Without including any pictures, copy each entry below exactly.
[start of Supplied data]
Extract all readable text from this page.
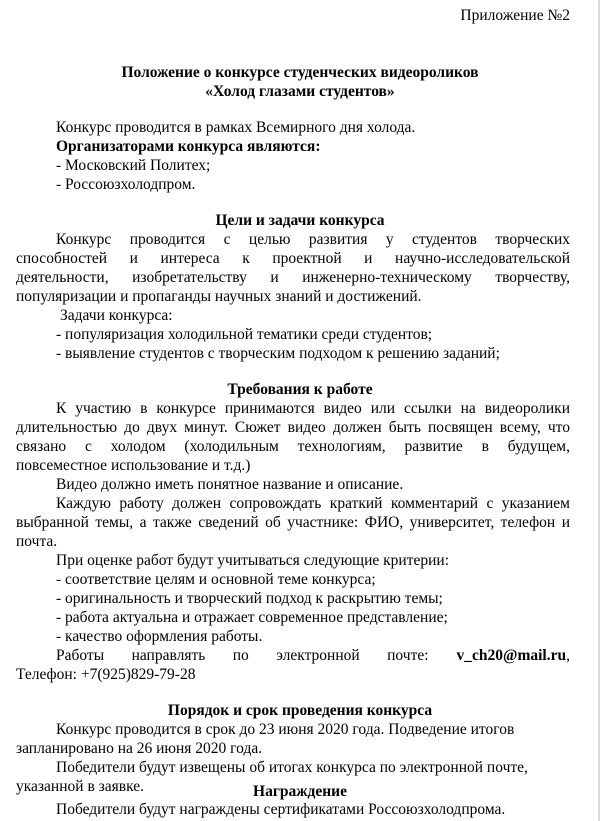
Приложение №2
Положение о конкурсе студенческих видеороликов
«Холод глазами студентов»
Конкурс проводится в рамках Всемирного дня холода.
Организаторами конкурса являются:
- Московский Политех;
- Россоюзхолодпром.
Цели и задачи конкурса
Конкурс проводится с целью развития у студентов творческих
способностей и интереса к проектной и научно-исследовательской
деятельности, изобретательству и инженерно-техническому творчеству,
популяризации и пропаганды научных знаний и достижений.
Задачи конкурса:
- популяризация холодильной тематики среди студентов;
- выявление студентов с творческим подходом к решению заданий;
Требования к работе
К участию в конкурсе принимаются видео или ссылки на видеоролики
длительностью до двух минут. Сюжет видео должен быть посвящен всему, что
связано с холодом (холодильным технологиям, развитие в будущем,
повсеместное использование и т.д.)
Видео должно иметь понятное название и описание.
Каждую работу должен сопровождать краткий комментарий с указанием
выбранной темы, а также сведений об участнике: ФИО, университет, телефон и
почта.
При оценке работ будут учитываться следующие критерии:
- соответствие целям и основной теме конкурса;
- оригинальность и творческий подход к раскрытию темы;
- работа актуальна и отражает современное представление;
- качество оформления работы.
Работы направлять по электронной почте: v_ch20@mail.ru,
Телефон: +7(925)829-79-28
Порядок и срок проведения конкурса
Конкурс проводится в срок до 23 июня 2020 года. Подведение итогов
запланировано на 26 июня 2020 года.
Победители будут извещены об итогах конкурса по электронной почте,
указанной в заявке.	Награждение
Победители будут награждены сертификатами Россоюзхолодпрома.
[end of Supplied data]
*Solution to this exercise:*
Extract all readable text from this page.
Приложение №2
Положение о конкурсе студенческих видеороликов
«Холод глазами студентов»
Конкурс проводится в рамках Всемирного дня холода.
Организаторами конкурса являются:
- Московский Политех;
- Россоюзхолодпром.
Цели и задачи конкурса
Конкурс проводится с целью развития у студентов творческих
способностей и интереса к проектной и научно-исследовательской
деятельности, изобретательству и инженерно-техническому творчеству,
популяризации и пропаганды научных знаний и достижений.
Задачи конкурса:
- популяризация холодильной тематики среди студентов;
- выявление студентов с творческим подходом к решению заданий;
Требования к работе
К участию в конкурсе принимаются видео или ссылки на видеоролики
длительностью до двух минут. Сюжет видео должен быть посвящен всему, что
связано с холодом (холодильным технологиям, развитие в будущем,
повсеместное использование и т.д.)
Видео должно иметь понятное название и описание.
Каждую работу должен сопровождать краткий комментарий с указанием
выбранной темы, а также сведений об участнике: ФИО, университет, телефон и
почта.
При оценке работ будут учитываться следующие критерии:
- соответствие целям и основной теме конкурса;
- оригинальность и творческий подход к раскрытию темы;
- работа актуальна и отражает современное представление;
- качество оформления работы.
Работы направлять по электронной почте: v_ch20@mail.ru,
Телефон: +7(925)829-79-28
Порядок и срок проведения конкурса
Конкурс проводится в срок до 23 июня 2020 года. Подведение итогов
запланировано на 26 июня 2020 года.
Победители будут извещены об итогах конкурса по электронной почте,
указанной в заявке.	Награждение
Победители будут награждены сертификатами Россоюзхолодпрома.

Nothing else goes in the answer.